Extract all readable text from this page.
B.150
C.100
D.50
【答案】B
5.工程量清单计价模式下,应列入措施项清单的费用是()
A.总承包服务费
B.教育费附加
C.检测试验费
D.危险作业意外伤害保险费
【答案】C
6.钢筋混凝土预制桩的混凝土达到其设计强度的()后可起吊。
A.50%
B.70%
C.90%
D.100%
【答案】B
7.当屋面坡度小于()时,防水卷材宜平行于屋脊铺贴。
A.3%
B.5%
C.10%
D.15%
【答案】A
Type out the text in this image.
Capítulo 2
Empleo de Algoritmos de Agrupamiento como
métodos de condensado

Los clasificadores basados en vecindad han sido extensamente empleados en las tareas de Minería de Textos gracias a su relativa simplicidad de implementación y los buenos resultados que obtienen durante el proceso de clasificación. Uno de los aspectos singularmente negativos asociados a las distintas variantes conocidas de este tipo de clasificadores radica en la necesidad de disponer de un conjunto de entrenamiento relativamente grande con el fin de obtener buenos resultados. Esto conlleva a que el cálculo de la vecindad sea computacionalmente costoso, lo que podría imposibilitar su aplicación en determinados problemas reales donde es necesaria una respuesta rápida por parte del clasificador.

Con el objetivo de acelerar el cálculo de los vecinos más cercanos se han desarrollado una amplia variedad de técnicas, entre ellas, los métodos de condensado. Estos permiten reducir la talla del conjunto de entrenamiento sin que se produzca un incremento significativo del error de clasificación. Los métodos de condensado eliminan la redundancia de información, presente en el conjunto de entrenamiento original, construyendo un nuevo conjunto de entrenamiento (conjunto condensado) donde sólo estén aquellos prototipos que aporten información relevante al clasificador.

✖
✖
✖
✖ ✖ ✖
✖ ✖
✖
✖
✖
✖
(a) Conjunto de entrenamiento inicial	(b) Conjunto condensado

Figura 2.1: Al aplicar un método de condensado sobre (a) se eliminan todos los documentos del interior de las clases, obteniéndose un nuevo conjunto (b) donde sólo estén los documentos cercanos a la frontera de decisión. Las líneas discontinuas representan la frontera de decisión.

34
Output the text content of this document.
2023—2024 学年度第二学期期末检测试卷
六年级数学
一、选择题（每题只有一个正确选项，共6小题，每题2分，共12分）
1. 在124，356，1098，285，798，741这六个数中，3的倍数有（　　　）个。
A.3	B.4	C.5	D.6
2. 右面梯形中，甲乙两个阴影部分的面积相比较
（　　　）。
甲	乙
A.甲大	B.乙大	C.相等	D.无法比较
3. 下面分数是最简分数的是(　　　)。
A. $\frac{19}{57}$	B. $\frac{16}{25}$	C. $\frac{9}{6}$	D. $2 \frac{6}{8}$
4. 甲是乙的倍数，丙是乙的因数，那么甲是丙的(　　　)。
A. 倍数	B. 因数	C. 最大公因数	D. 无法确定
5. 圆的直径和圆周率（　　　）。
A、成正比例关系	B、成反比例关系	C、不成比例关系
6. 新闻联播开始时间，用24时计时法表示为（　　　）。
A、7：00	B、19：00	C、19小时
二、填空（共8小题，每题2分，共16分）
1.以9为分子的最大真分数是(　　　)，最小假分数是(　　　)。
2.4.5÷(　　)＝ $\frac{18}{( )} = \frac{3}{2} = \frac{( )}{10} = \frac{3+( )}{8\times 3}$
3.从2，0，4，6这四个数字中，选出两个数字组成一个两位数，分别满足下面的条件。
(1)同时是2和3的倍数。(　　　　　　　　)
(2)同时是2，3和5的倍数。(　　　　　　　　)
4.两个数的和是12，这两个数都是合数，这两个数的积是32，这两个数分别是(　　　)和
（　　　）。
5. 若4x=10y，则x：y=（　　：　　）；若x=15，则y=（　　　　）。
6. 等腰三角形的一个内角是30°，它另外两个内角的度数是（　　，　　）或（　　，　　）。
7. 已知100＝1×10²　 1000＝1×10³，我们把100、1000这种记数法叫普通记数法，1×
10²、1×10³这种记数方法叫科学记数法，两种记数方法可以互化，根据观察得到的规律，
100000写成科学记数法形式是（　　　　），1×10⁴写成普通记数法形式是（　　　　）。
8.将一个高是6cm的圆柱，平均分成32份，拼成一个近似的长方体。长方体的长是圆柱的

^^^^

→ REQUEST
Reproduce precisely the span of lines that begins at the line containing "Output the text content of this document." and ends with the last line of the listing.

→ WRITTEN RESPONSE
Output the text content of this document.
2023—2024 学年度第二学期期末检测试卷
六年级数学
一、选择题（每题只有一个正确选项，共6小题，每题2分，共12分）
1. 在124，356，1098，285，798，741这六个数中，3的倍数有（　　　）个。
A.3	B.4	C.5	D.6
2. 右面梯形中，甲乙两个阴影部分的面积相比较
（　　　）。
甲	乙
A.甲大	B.乙大	C.相等	D.无法比较
3. 下面分数是最简分数的是(　　　)。
A. $\frac{19}{57}$	B. $\frac{16}{25}$	C. $\frac{9}{6}$	D. $2 \frac{6}{8}$
4. 甲是乙的倍数，丙是乙的因数，那么甲是丙的(　　　)。
A. 倍数	B. 因数	C. 最大公因数	D. 无法确定
5. 圆的直径和圆周率（　　　）。
A、成正比例关系	B、成反比例关系	C、不成比例关系
6. 新闻联播开始时间，用24时计时法表示为（　　　）。
A、7：00	B、19：00	C、19小时
二、填空（共8小题，每题2分，共16分）
1.以9为分子的最大真分数是(　　　)，最小假分数是(　　　)。
2.4.5÷(　　)＝ $\frac{18}{( )} = \frac{3}{2} = \frac{( )}{10} = \frac{3+( )}{8\times 3}$
3.从2，0，4，6这四个数字中，选出两个数字组成一个两位数，分别满足下面的条件。
(1)同时是2和3的倍数。(　　　　　　　　)
(2)同时是2，3和5的倍数。(　　　　　　　　)
4.两个数的和是12，这两个数都是合数，这两个数的积是32，这两个数分别是(　　　)和
（　　　）。
5. 若4x=10y，则x：y=（　　：　　）；若x=15，则y=（　　　　）。
6. 等腰三角形的一个内角是30°，它另外两个内角的度数是（　　，　　）或（　　，　　）。
7. 已知100＝1×10²　 1000＝1×10³，我们把100、1000这种记数法叫普通记数法，1×
10²、1×10³这种记数方法叫科学记数法，两种记数方法可以互化，根据观察得到的规律，
100000写成科学记数法形式是（　　　　），1×10⁴写成普通记数法形式是（　　　　）。
8.将一个高是6cm的圆柱，平均分成32份，拼成一个近似的长方体。长方体的长是圆柱的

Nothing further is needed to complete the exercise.